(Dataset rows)
▬▬▬▬▬▬▬▬▬▬
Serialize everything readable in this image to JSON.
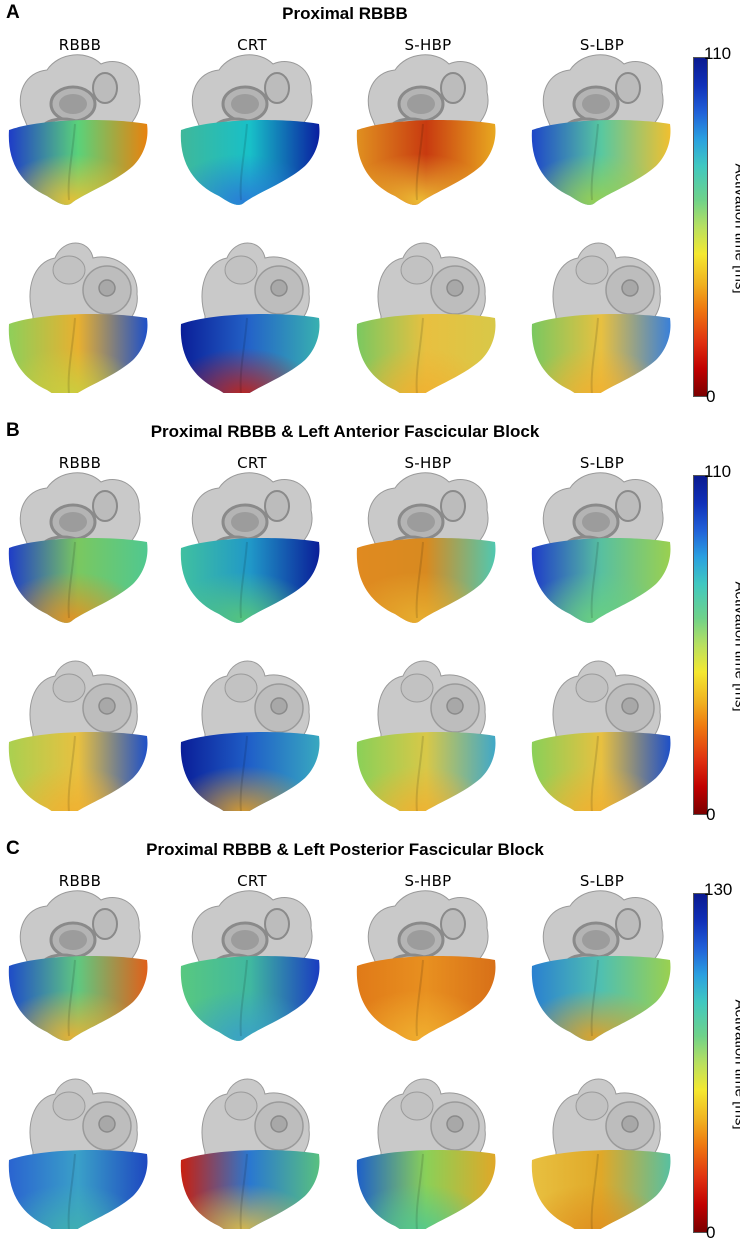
{
  "panels": [
    {
      "letter": "A",
      "title": "Proximal RBBB",
      "columns": [
        "RBBB",
        "CRT",
        "S-HBP",
        "S-LBP"
      ],
      "colorbar": {
        "min": "0",
        "max": "110",
        "label": "Activation time [ms]"
      },
      "views": {
        "anterior": [
          {
            "left": "#1e3cc8",
            "mid": "#5ad27a",
            "right": "#e8820e",
            "apex": "#f0c030"
          },
          {
            "left": "#3fb89a",
            "mid": "#18c0c8",
            "right": "#0a1ea0",
            "apex": "#2a78d8"
          },
          {
            "left": "#e09020",
            "mid": "#c83a10",
            "right": "#e8a820",
            "apex": "#f0c838"
          },
          {
            "left": "#1e46c8",
            "mid": "#58c8a0",
            "right": "#f0c030",
            "apex": "#9ad050"
          }
        ],
        "posterior": [
          {
            "left": "#8ecf5a",
            "mid": "#e8b030",
            "right": "#1e50c8",
            "apex": "#c8d040"
          },
          {
            "left": "#0a1e98",
            "mid": "#2464c8",
            "right": "#38b0b0",
            "apex": "#c82010"
          },
          {
            "left": "#7ac860",
            "mid": "#e8c040",
            "right": "#d8c848",
            "apex": "#f0b030"
          },
          {
            "left": "#7ac860",
            "mid": "#e8c040",
            "right": "#3a80d8",
            "apex": "#f0b030"
          }
        ]
      }
    },
    {
      "letter": "B",
      "title": "Proximal RBBB & Left Anterior Fascicular Block",
      "columns": [
        "RBBB",
        "CRT",
        "S-HBP",
        "S-LBP"
      ],
      "colorbar": {
        "min": "0",
        "max": "110",
        "label": "Activation time [ms]"
      },
      "views": {
        "anterior": [
          {
            "left": "#1e3cc8",
            "mid": "#7ac860",
            "right": "#50c890",
            "apex": "#e89020"
          },
          {
            "left": "#40c0a0",
            "mid": "#2098c8",
            "right": "#0a1e98",
            "apex": "#5ac878"
          },
          {
            "left": "#e08a20",
            "mid": "#d88a20",
            "right": "#50c8b0",
            "apex": "#e8b030"
          },
          {
            "left": "#1e3cc8",
            "mid": "#58c0a0",
            "right": "#9ad050",
            "apex": "#6ad080"
          }
        ],
        "posterior": [
          {
            "left": "#aad050",
            "mid": "#e8c040",
            "right": "#1e50c8",
            "apex": "#f0b030"
          },
          {
            "left": "#0a1e98",
            "mid": "#2060c8",
            "right": "#38a8c0",
            "apex": "#e8a020"
          },
          {
            "left": "#8ad058",
            "mid": "#d8c848",
            "right": "#40a8c8",
            "apex": "#f0b030"
          },
          {
            "left": "#8ad058",
            "mid": "#e8c040",
            "right": "#1e50c8",
            "apex": "#f0b030"
          }
        ]
      }
    },
    {
      "letter": "C",
      "title": "Proximal RBBB & Left Posterior Fascicular Block",
      "columns": [
        "RBBB",
        "CRT",
        "S-HBP",
        "S-LBP"
      ],
      "colorbar": {
        "min": "0",
        "max": "130",
        "label": "Activation time [ms]"
      },
      "views": {
        "anterior": [
          {
            "left": "#1e4cc8",
            "mid": "#60c880",
            "right": "#e0601a",
            "apex": "#f0b030"
          },
          {
            "left": "#58c880",
            "mid": "#40b8a0",
            "right": "#1a3cc0",
            "apex": "#3aa0c8"
          },
          {
            "left": "#e07a18",
            "mid": "#e89020",
            "right": "#d87018",
            "apex": "#f0b030"
          },
          {
            "left": "#2a80d0",
            "mid": "#50c0b0",
            "right": "#9ad050",
            "apex": "#e8a020"
          }
        ],
        "posterior": [
          {
            "left": "#2a64d0",
            "mid": "#3aa0c8",
            "right": "#1e48c0",
            "apex": "#40b0b0"
          },
          {
            "left": "#c82010",
            "mid": "#2a78d0",
            "right": "#58c080",
            "apex": "#e8c040"
          },
          {
            "left": "#1e60c8",
            "mid": "#8ad058",
            "right": "#e0a828",
            "apex": "#50c890"
          },
          {
            "left": "#e8c040",
            "mid": "#e0a828",
            "right": "#58c0a0",
            "apex": "#e09020"
          }
        ]
      }
    }
  ]
}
▬▬▬▬▬▬▬▬▬▬
» Task prompt: Quote the preceding records in their entirety, excluding every picture.

» Task answer:
Serialize everything readable in this image to JSON.
{
  "panels": [
    {
      "letter": "A",
      "title": "Proximal RBBB",
      "columns": [
        "RBBB",
        "CRT",
        "S-HBP",
        "S-LBP"
      ],
      "colorbar": {
        "min": "0",
        "max": "110",
        "label": "Activation time [ms]"
      },
      "views": {
        "anterior": [
          {
            "left": "#1e3cc8",
            "mid": "#5ad27a",
            "right": "#e8820e",
            "apex": "#f0c030"
          },
          {
            "left": "#3fb89a",
            "mid": "#18c0c8",
            "right": "#0a1ea0",
            "apex": "#2a78d8"
          },
          {
            "left": "#e09020",
            "mid": "#c83a10",
            "right": "#e8a820",
            "apex": "#f0c838"
          },
          {
            "left": "#1e46c8",
            "mid": "#58c8a0",
            "right": "#f0c030",
            "apex": "#9ad050"
          }
        ],
        "posterior": [
          {
            "left": "#8ecf5a",
            "mid": "#e8b030",
            "right": "#1e50c8",
            "apex": "#c8d040"
          },
          {
            "left": "#0a1e98",
            "mid": "#2464c8",
            "right": "#38b0b0",
            "apex": "#c82010"
          },
          {
            "left": "#7ac860",
            "mid": "#e8c040",
            "right": "#d8c848",
            "apex": "#f0b030"
          },
          {
            "left": "#7ac860",
            "mid": "#e8c040",
            "right": "#3a80d8",
            "apex": "#f0b030"
          }
        ]
      }
    },
    {
      "letter": "B",
      "title": "Proximal RBBB & Left Anterior Fascicular Block",
      "columns": [
        "RBBB",
        "CRT",
        "S-HBP",
        "S-LBP"
      ],
      "colorbar": {
        "min": "0",
        "max": "110",
        "label": "Activation time [ms]"
      },
      "views": {
        "anterior": [
          {
            "left": "#1e3cc8",
            "mid": "#7ac860",
            "right": "#50c890",
            "apex": "#e89020"
          },
          {
            "left": "#40c0a0",
            "mid": "#2098c8",
            "right": "#0a1e98",
            "apex": "#5ac878"
          },
          {
            "left": "#e08a20",
            "mid": "#d88a20",
            "right": "#50c8b0",
            "apex": "#e8b030"
          },
          {
            "left": "#1e3cc8",
            "mid": "#58c0a0",
            "right": "#9ad050",
            "apex": "#6ad080"
          }
        ],
        "posterior": [
          {
            "left": "#aad050",
            "mid": "#e8c040",
            "right": "#1e50c8",
            "apex": "#f0b030"
          },
          {
            "left": "#0a1e98",
            "mid": "#2060c8",
            "right": "#38a8c0",
            "apex": "#e8a020"
          },
          {
            "left": "#8ad058",
            "mid": "#d8c848",
            "right": "#40a8c8",
            "apex": "#f0b030"
          },
          {
            "left": "#8ad058",
            "mid": "#e8c040",
            "right": "#1e50c8",
            "apex": "#f0b030"
          }
        ]
      }
    },
    {
      "letter": "C",
      "title": "Proximal RBBB & Left Posterior Fascicular Block",
      "columns": [
        "RBBB",
        "CRT",
        "S-HBP",
        "S-LBP"
      ],
      "colorbar": {
        "min": "0",
        "max": "130",
        "label": "Activation time [ms]"
      },
      "views": {
        "anterior": [
          {
            "left": "#1e4cc8",
            "mid": "#60c880",
            "right": "#e0601a",
            "apex": "#f0b030"
          },
          {
            "left": "#58c880",
            "mid": "#40b8a0",
            "right": "#1a3cc0",
            "apex": "#3aa0c8"
          },
          {
            "left": "#e07a18",
            "mid": "#e89020",
            "right": "#d87018",
            "apex": "#f0b030"
          },
          {
            "left": "#2a80d0",
            "mid": "#50c0b0",
            "right": "#9ad050",
            "apex": "#e8a020"
          }
        ],
        "posterior": [
          {
            "left": "#2a64d0",
            "mid": "#3aa0c8",
            "right": "#1e48c0",
            "apex": "#40b0b0"
          },
          {
            "left": "#c82010",
            "mid": "#2a78d0",
            "right": "#58c080",
            "apex": "#e8c040"
          },
          {
            "left": "#1e60c8",
            "mid": "#8ad058",
            "right": "#e0a828",
            "apex": "#50c890"
          },
          {
            "left": "#e8c040",
            "mid": "#e0a828",
            "right": "#58c0a0",
            "apex": "#e09020"
          }
        ]
      }
    }
  ]
}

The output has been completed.